>> start Source records

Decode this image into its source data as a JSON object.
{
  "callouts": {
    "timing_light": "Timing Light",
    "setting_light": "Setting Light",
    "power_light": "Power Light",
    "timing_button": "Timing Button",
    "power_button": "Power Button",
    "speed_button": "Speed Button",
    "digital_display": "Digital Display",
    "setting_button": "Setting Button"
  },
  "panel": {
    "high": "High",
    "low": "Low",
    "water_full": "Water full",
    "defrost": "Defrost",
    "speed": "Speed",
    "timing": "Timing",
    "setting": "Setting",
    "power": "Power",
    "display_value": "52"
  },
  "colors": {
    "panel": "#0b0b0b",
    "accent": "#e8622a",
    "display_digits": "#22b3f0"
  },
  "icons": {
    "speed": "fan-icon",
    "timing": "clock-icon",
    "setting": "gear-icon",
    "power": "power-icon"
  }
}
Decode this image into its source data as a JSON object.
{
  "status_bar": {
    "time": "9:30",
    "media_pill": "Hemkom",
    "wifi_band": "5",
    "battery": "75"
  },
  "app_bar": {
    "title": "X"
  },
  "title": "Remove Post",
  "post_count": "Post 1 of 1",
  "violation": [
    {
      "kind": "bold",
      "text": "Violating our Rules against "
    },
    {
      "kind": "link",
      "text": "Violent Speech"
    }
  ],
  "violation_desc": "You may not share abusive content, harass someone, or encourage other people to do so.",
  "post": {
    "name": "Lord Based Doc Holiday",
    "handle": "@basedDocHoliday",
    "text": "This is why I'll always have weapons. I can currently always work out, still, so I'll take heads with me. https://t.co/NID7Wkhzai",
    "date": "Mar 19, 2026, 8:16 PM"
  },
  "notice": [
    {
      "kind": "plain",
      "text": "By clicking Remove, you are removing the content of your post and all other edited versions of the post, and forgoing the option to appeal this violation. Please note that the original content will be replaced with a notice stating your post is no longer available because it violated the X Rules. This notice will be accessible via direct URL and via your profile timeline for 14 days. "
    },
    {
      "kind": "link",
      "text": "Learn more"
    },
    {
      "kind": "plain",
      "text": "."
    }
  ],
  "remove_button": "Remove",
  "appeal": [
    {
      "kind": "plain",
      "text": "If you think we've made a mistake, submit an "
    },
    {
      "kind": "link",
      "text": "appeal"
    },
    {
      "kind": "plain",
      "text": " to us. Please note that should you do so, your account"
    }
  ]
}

>> end Source records

## Your instructions
Pull out each record as written and restate it exactly.

## Expected answer
Decode this image into its source data as a JSON object.
{
  "callouts": {
    "timing_light": "Timing Light",
    "setting_light": "Setting Light",
    "power_light": "Power Light",
    "timing_button": "Timing Button",
    "power_button": "Power Button",
    "speed_button": "Speed Button",
    "digital_display": "Digital Display",
    "setting_button": "Setting Button"
  },
  "panel": {
    "high": "High",
    "low": "Low",
    "water_full": "Water full",
    "defrost": "Defrost",
    "speed": "Speed",
    "timing": "Timing",
    "setting": "Setting",
    "power": "Power",
    "display_value": "52"
  },
  "colors": {
    "panel": "#0b0b0b",
    "accent": "#e8622a",
    "display_digits": "#22b3f0"
  },
  "icons": {
    "speed": "fan-icon",
    "timing": "clock-icon",
    "setting": "gear-icon",
    "power": "power-icon"
  }
}
Decode this image into its source data as a JSON object.
{
  "status_bar": {
    "time": "9:30",
    "media_pill": "Hemkom",
    "wifi_band": "5",
    "battery": "75"
  },
  "app_bar": {
    "title": "X"
  },
  "title": "Remove Post",
  "post_count": "Post 1 of 1",
  "violation": [
    {
      "kind": "bold",
      "text": "Violating our Rules against "
    },
    {
      "kind": "link",
      "text": "Violent Speech"
    }
  ],
  "violation_desc": "You may not share abusive content, harass someone, or encourage other people to do so.",
  "post": {
    "name": "Lord Based Doc Holiday",
    "handle": "@basedDocHoliday",
    "text": "This is why I'll always have weapons. I can currently always work out, still, so I'll take heads with me. https://t.co/NID7Wkhzai",
    "date": "Mar 19, 2026, 8:16 PM"
  },
  "notice": [
    {
      "kind": "plain",
      "text": "By clicking Remove, you are removing the content of your post and all other edited versions of the post, and forgoing the option to appeal this violation. Please note that the original content will be replaced with a notice stating your post is no longer available because it violated the X Rules. This notice will be accessible via direct URL and via your profile timeline for 14 days. "
    },
    {
      "kind": "link",
      "text": "Learn more"
    },
    {
      "kind": "plain",
      "text": "."
    }
  ],
  "remove_button": "Remove",
  "appeal": [
    {
      "kind": "plain",
      "text": "If you think we've made a mistake, submit an "
    },
    {
      "kind": "link",
      "text": "appeal"
    },
    {
      "kind": "plain",
      "text": " to us. Please note that should you do so, your account"
    }
  ]
}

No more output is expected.